-- Document passage follows --

The question of performing cardiopulmonary resuscitation (CPR) on an individual with a Do Not Resuscitate (DNR) order is rooted in medical ethics, patient rights, and legal protocol. A DNR order represents a person’s explicit wish to decline life-saving interventions at the end of life, prioritizing comfort and a natural death over aggressive medical measures. This advance directive is a critical component of end-of-life care planning, designed to ensure a person’s autonomy is respected. Understanding the specific nature and scope of this order is paramount for all involved parties.
Understanding DNR Orders
A Do Not Resuscitate (DNR) order is a formal medical instruction, signed by a physician and the patient or their authorized surrogate, that prohibits the use of CPR if the patient’s heart or breathing stops. This advance directive applies only to resuscitation efforts. The scope of a DNR order includes withholding chest compressions, artificial ventilation, and defibrillation.
A DNR order does not mean “do not treat” or “abandon care.” A person with a DNR order still receives all other necessary medical care, including pain management, antibiotic therapy, and wound care, intended for comfort or cure. The DNR prevents the initiation of aggressive and invasive measures that are unlikely to be successful for a person near the end of life. Other documents, such as a Living Will, address broader end-of-life treatment preferences like the use of a feeding tube or ventilator, while the DNR focuses specifically on cardiac or respiratory arrest.

-- Document passage concluded --
-- Stored data follows --

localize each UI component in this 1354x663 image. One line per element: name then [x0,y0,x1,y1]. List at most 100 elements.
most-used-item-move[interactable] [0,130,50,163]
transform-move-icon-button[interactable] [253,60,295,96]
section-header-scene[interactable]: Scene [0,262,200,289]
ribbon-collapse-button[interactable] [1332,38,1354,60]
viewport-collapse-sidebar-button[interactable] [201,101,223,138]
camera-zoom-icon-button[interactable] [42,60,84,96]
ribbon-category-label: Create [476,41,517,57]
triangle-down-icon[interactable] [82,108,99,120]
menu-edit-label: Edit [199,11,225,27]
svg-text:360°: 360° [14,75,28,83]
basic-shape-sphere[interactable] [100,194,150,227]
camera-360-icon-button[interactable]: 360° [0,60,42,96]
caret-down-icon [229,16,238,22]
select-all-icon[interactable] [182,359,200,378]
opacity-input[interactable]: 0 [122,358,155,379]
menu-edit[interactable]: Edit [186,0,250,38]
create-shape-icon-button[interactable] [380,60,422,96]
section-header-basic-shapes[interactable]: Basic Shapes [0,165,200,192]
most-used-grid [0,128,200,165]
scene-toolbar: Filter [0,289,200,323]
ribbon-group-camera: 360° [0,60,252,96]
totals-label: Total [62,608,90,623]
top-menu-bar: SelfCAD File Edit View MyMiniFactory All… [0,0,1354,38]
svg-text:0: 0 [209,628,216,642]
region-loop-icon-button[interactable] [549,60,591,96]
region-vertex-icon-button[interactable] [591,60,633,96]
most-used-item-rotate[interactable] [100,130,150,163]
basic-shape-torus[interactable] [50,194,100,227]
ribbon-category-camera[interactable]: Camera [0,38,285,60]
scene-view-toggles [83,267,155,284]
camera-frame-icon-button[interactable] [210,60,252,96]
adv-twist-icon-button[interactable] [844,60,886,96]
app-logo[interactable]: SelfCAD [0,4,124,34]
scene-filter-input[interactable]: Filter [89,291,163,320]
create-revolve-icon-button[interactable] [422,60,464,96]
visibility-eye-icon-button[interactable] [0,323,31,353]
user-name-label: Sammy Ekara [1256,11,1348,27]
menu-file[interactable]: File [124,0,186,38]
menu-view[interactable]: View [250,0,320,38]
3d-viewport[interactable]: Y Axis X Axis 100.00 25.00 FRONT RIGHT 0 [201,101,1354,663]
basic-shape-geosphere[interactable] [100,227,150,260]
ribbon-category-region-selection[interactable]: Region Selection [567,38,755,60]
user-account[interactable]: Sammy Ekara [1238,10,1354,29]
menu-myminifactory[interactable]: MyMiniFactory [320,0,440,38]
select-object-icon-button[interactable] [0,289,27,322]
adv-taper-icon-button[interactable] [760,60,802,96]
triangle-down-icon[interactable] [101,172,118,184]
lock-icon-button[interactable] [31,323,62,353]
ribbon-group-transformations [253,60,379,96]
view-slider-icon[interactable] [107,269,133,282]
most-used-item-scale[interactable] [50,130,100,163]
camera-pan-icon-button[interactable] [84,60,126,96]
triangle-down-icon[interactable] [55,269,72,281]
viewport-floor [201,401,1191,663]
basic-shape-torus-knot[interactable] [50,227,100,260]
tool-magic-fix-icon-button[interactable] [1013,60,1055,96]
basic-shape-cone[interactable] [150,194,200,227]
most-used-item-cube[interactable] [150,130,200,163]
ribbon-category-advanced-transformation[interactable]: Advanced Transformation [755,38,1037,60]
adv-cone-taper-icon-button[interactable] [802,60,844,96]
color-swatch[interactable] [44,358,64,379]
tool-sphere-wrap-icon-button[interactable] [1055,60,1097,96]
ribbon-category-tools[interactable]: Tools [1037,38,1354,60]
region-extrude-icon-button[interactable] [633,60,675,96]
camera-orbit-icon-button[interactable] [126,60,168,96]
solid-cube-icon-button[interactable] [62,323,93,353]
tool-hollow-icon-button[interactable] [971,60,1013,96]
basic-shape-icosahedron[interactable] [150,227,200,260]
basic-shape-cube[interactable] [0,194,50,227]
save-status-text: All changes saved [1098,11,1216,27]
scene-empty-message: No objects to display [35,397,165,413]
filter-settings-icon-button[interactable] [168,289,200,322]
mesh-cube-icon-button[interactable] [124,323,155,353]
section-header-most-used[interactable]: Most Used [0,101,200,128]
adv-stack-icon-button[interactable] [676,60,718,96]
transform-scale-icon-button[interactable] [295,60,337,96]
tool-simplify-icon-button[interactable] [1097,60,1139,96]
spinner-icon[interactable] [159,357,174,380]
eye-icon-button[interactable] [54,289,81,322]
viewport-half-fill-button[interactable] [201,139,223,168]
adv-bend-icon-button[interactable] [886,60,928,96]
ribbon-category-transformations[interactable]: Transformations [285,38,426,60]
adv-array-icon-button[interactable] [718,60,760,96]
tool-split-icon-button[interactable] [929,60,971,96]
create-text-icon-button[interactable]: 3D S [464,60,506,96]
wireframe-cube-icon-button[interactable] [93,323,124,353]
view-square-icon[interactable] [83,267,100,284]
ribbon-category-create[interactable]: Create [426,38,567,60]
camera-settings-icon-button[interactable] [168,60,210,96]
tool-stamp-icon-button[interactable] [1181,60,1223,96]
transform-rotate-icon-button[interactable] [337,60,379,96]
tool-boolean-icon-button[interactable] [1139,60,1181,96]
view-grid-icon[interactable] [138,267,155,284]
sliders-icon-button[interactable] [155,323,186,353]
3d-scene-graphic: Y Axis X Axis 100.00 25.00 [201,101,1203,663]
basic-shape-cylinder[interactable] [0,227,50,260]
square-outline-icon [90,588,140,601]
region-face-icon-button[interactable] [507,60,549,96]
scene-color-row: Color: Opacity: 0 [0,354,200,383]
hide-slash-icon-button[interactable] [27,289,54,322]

-- Stored data concluded --

* _Activities_:
- A) List every kind of medical care that the passage on DNR orders says a person with a DNR order still receives.
- B) According to the passage on DNR orders, is each statement true? Answer yes or no, and quote the words from the passage that decide it. (i) A DNR order is signed by a physician and the patient or their authorized surrogate. (ii) A DNR order addresses the use of a feeding tube. (iii) A DNR order applies only to resuscitation efforts.
Answer from the passage on DNR orders alone, without drawing on the material.

* _Expected results_:
- A) Pain management, antibiotic therapy, wound care

- B)
(i) Yes: "signed by a physician and the patient or their authorized surrogate"
(ii) No: "Other documents, such as a Living Will, address broader end-of-life treatment preferences like the use of a feeding tube or ventilator"
(iii) Yes: "This advance directive applies only to resuscitation efforts."